Go through the listing beneath this task and return every line that carries the string "libcap".

▸ **THE INPUT**
● ● ● ●
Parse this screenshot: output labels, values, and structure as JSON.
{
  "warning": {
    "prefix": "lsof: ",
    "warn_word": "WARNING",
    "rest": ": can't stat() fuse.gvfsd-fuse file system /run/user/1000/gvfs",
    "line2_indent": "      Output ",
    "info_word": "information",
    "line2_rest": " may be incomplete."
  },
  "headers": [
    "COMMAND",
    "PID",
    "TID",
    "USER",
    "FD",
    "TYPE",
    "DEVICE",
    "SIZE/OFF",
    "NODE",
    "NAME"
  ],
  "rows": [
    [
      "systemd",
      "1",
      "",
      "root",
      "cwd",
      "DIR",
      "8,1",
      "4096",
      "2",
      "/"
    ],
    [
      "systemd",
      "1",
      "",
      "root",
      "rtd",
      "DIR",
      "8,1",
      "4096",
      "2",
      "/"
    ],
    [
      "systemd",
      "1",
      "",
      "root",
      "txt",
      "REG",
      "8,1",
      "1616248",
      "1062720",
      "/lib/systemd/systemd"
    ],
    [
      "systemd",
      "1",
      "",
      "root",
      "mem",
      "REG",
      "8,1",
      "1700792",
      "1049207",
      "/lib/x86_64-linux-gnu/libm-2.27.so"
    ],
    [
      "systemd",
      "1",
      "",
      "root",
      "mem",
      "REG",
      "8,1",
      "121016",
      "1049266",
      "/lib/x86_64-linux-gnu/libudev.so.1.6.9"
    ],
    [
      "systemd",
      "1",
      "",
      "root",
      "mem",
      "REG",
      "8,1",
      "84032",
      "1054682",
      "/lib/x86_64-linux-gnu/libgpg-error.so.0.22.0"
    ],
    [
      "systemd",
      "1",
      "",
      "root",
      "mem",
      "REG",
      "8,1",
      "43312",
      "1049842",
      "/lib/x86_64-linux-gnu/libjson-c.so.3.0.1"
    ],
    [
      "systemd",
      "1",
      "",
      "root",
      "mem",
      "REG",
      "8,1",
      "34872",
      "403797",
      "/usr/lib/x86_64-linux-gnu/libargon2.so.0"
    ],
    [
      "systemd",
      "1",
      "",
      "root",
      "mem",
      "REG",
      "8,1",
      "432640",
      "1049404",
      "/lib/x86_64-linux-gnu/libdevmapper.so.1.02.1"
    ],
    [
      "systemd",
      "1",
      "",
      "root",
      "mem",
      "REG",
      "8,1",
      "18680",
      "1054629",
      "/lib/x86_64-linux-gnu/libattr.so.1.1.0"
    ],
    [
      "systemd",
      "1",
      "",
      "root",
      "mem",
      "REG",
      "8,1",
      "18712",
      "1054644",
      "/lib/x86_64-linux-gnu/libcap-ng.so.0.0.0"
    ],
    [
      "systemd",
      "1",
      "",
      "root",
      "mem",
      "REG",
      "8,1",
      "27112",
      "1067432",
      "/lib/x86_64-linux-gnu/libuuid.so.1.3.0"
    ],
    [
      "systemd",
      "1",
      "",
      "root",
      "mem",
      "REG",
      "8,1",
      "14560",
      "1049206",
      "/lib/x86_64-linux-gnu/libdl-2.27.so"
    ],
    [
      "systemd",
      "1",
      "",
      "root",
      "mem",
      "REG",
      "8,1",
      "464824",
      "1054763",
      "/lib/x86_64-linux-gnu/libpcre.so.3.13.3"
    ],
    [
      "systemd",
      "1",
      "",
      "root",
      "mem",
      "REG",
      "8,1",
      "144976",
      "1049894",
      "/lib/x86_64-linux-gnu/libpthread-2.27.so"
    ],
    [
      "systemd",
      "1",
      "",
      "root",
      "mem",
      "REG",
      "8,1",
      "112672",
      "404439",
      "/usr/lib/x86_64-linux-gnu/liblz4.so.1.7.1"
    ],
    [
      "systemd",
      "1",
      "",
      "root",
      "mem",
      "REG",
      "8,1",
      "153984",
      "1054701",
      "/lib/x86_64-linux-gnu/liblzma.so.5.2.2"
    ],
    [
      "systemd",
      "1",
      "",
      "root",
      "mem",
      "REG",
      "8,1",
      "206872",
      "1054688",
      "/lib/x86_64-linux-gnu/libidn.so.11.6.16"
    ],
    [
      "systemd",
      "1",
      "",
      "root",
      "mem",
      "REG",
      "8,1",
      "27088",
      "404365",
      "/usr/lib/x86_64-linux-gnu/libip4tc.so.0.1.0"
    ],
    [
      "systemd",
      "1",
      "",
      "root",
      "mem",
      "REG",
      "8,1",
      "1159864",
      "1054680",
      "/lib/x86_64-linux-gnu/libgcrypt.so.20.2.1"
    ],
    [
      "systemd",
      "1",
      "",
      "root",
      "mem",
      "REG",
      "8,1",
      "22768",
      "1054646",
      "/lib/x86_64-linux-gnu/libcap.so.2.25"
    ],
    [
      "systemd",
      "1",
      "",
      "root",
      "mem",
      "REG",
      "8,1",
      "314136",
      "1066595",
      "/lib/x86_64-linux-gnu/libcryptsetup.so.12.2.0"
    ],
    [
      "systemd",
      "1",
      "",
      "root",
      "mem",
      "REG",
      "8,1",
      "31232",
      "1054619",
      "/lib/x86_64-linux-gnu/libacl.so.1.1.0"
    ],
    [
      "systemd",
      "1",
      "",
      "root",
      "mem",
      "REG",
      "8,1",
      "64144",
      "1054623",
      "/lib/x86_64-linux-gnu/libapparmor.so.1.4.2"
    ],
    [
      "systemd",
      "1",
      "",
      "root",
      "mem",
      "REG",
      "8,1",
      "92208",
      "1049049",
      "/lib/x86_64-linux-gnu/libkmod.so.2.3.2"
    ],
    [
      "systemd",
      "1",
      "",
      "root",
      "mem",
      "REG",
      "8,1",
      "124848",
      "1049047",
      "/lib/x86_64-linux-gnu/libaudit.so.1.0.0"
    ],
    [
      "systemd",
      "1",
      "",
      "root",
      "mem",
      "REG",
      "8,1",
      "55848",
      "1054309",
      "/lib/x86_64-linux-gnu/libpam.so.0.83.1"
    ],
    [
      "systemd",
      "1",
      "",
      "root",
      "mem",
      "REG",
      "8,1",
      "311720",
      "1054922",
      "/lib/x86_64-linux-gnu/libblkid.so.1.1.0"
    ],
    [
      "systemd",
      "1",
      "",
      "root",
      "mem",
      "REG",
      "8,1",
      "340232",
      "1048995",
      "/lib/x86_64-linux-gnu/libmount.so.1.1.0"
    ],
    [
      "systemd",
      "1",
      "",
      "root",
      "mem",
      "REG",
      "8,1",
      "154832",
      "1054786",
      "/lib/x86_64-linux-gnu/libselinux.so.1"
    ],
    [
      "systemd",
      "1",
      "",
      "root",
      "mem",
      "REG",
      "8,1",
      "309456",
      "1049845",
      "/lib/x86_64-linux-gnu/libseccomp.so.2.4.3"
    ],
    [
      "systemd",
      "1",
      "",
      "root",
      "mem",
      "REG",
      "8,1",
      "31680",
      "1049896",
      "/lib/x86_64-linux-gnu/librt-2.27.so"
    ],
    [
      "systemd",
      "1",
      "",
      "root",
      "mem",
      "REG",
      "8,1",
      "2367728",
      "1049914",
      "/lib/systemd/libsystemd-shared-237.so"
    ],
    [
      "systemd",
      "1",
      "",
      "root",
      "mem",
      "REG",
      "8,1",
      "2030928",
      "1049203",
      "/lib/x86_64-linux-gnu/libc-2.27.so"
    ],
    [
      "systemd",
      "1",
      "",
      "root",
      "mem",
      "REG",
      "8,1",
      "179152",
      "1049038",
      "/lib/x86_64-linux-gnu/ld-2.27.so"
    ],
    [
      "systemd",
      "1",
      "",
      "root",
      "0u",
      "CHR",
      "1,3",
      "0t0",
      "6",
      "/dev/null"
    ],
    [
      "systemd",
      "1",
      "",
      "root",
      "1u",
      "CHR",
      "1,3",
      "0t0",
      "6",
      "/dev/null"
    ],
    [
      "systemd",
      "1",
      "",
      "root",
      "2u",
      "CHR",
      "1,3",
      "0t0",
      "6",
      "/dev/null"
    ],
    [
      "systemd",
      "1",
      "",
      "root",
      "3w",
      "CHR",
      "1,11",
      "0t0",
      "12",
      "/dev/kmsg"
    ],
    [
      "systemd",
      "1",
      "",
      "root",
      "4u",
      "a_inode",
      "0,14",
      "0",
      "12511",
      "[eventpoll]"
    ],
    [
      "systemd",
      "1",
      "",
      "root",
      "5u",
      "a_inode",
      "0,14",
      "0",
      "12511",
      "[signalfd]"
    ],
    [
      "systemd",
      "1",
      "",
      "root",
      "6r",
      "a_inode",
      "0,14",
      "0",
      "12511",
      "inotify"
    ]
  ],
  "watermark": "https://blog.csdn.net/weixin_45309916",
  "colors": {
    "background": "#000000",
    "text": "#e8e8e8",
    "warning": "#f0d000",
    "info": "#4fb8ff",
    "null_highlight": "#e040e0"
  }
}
● ● ● ●
▸ **SOLUTION FOR THIS TASK**
      "/lib/x86_64-linux-gnu/libcap-ng.so.0.0.0"
      "/lib/x86_64-linux-gnu/libcap.so.2.25"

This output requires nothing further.